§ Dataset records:
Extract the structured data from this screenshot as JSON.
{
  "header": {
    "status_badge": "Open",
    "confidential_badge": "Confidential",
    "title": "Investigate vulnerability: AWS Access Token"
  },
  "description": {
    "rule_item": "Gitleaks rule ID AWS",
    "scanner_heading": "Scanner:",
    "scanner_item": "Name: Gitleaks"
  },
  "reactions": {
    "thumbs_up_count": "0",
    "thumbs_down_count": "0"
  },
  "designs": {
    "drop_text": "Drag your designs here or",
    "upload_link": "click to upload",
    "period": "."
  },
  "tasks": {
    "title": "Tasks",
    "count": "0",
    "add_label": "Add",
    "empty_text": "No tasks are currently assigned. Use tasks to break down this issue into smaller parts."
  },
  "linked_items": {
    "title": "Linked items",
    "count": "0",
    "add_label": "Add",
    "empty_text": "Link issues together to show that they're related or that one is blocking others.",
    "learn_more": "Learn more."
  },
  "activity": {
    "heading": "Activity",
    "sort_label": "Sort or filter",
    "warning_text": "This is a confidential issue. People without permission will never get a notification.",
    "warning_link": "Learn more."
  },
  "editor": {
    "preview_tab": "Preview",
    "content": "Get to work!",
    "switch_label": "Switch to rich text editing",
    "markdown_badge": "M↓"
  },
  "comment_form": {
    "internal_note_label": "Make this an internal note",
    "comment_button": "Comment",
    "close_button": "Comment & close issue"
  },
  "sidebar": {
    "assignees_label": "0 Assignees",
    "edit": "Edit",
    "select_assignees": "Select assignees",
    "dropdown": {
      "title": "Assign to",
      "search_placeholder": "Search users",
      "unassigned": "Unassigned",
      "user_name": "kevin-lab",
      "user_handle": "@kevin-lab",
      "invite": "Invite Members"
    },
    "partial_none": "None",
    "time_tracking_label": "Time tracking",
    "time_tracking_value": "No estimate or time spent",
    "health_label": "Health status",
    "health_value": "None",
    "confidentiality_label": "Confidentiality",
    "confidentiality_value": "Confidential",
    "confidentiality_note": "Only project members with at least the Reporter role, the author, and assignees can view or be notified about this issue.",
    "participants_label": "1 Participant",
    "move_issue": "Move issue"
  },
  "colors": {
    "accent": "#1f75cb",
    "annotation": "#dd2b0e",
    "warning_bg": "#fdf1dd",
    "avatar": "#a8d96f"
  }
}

§ Stated goal:
Retype the whole listing, matching it exactly.

§ Response:
Extract the structured data from this screenshot as JSON.
{
  "header": {
    "status_badge": "Open",
    "confidential_badge": "Confidential",
    "title": "Investigate vulnerability: AWS Access Token"
  },
  "description": {
    "rule_item": "Gitleaks rule ID AWS",
    "scanner_heading": "Scanner:",
    "scanner_item": "Name: Gitleaks"
  },
  "reactions": {
    "thumbs_up_count": "0",
    "thumbs_down_count": "0"
  },
  "designs": {
    "drop_text": "Drag your designs here or",
    "upload_link": "click to upload",
    "period": "."
  },
  "tasks": {
    "title": "Tasks",
    "count": "0",
    "add_label": "Add",
    "empty_text": "No tasks are currently assigned. Use tasks to break down this issue into smaller parts."
  },
  "linked_items": {
    "title": "Linked items",
    "count": "0",
    "add_label": "Add",
    "empty_text": "Link issues together to show that they're related or that one is blocking others.",
    "learn_more": "Learn more."
  },
  "activity": {
    "heading": "Activity",
    "sort_label": "Sort or filter",
    "warning_text": "This is a confidential issue. People without permission will never get a notification.",
    "warning_link": "Learn more."
  },
  "editor": {
    "preview_tab": "Preview",
    "content": "Get to work!",
    "switch_label": "Switch to rich text editing",
    "markdown_badge": "M↓"
  },
  "comment_form": {
    "internal_note_label": "Make this an internal note",
    "comment_button": "Comment",
    "close_button": "Comment & close issue"
  },
  "sidebar": {
    "assignees_label": "0 Assignees",
    "edit": "Edit",
    "select_assignees": "Select assignees",
    "dropdown": {
      "title": "Assign to",
      "search_placeholder": "Search users",
      "unassigned": "Unassigned",
      "user_name": "kevin-lab",
      "user_handle": "@kevin-lab",
      "invite": "Invite Members"
    },
    "partial_none": "None",
    "time_tracking_label": "Time tracking",
    "time_tracking_value": "No estimate or time spent",
    "health_label": "Health status",
    "health_value": "None",
    "confidentiality_label": "Confidentiality",
    "confidentiality_value": "Confidential",
    "confidentiality_note": "Only project members with at least the Reporter role, the author, and assignees can view or be notified about this issue.",
    "participants_label": "1 Participant",
    "move_issue": "Move issue"
  },
  "colors": {
    "accent": "#1f75cb",
    "annotation": "#dd2b0e",
    "warning_bg": "#fdf1dd",
    "avatar": "#a8d96f"
  }
}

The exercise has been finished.